Take the data below and repeat it exactly.

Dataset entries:
----------

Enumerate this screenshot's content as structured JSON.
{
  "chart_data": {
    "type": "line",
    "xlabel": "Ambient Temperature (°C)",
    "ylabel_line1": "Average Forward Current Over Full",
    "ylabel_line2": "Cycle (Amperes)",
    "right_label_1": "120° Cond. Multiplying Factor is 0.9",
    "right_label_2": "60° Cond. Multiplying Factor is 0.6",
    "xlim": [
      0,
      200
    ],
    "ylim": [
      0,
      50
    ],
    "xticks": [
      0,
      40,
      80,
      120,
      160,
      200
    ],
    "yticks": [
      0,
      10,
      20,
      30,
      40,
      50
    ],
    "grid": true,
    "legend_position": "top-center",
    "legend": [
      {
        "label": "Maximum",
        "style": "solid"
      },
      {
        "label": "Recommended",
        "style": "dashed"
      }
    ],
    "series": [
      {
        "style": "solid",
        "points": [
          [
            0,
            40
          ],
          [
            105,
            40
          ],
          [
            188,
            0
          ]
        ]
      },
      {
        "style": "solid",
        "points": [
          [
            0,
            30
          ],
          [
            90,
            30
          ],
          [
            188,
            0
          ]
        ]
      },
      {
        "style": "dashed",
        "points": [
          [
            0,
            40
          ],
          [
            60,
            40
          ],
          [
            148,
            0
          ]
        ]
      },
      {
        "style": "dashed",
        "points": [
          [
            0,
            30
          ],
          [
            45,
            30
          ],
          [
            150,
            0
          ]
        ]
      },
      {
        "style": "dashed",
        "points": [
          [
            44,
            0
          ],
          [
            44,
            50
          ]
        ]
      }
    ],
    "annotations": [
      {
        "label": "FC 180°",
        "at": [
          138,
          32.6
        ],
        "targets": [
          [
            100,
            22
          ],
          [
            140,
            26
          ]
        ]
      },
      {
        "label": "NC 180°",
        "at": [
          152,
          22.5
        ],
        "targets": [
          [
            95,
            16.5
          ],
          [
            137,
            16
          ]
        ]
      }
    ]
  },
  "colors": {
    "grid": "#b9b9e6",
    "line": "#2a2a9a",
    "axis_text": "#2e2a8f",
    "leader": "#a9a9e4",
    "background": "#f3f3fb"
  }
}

----------

_THE SOLUTION_:
Enumerate this screenshot's content as structured JSON.
{
  "chart_data": {
    "type": "line",
    "xlabel": "Ambient Temperature (°C)",
    "ylabel_line1": "Average Forward Current Over Full",
    "ylabel_line2": "Cycle (Amperes)",
    "right_label_1": "120° Cond. Multiplying Factor is 0.9",
    "right_label_2": "60° Cond. Multiplying Factor is 0.6",
    "xlim": [
      0,
      200
    ],
    "ylim": [
      0,
      50
    ],
    "xticks": [
      0,
      40,
      80,
      120,
      160,
      200
    ],
    "yticks": [
      0,
      10,
      20,
      30,
      40,
      50
    ],
    "grid": true,
    "legend_position": "top-center",
    "legend": [
      {
        "label": "Maximum",
        "style": "solid"
      },
      {
        "label": "Recommended",
        "style": "dashed"
      }
    ],
    "series": [
      {
        "style": "solid",
        "points": [
          [
            0,
            40
          ],
          [
            105,
            40
          ],
          [
            188,
            0
          ]
        ]
      },
      {
        "style": "solid",
        "points": [
          [
            0,
            30
          ],
          [
            90,
            30
          ],
          [
            188,
            0
          ]
        ]
      },
      {
        "style": "dashed",
        "points": [
          [
            0,
            40
          ],
          [
            60,
            40
          ],
          [
            148,
            0
          ]
        ]
      },
      {
        "style": "dashed",
        "points": [
          [
            0,
            30
          ],
          [
            45,
            30
          ],
          [
            150,
            0
          ]
        ]
      },
      {
        "style": "dashed",
        "points": [
          [
            44,
            0
          ],
          [
            44,
            50
          ]
        ]
      }
    ],
    "annotations": [
      {
        "label": "FC 180°",
        "at": [
          138,
          32.6
        ],
        "targets": [
          [
            100,
            22
          ],
          [
            140,
            26
          ]
        ]
      },
      {
        "label": "NC 180°",
        "at": [
          152,
          22.5
        ],
        "targets": [
          [
            95,
            16.5
          ],
          [
            137,
            16
          ]
        ]
      }
    ]
  },
  "colors": {
    "grid": "#b9b9e6",
    "line": "#2a2a9a",
    "axis_text": "#2e2a8f",
    "leader": "#a9a9e4",
    "background": "#f3f3fb"
  }
}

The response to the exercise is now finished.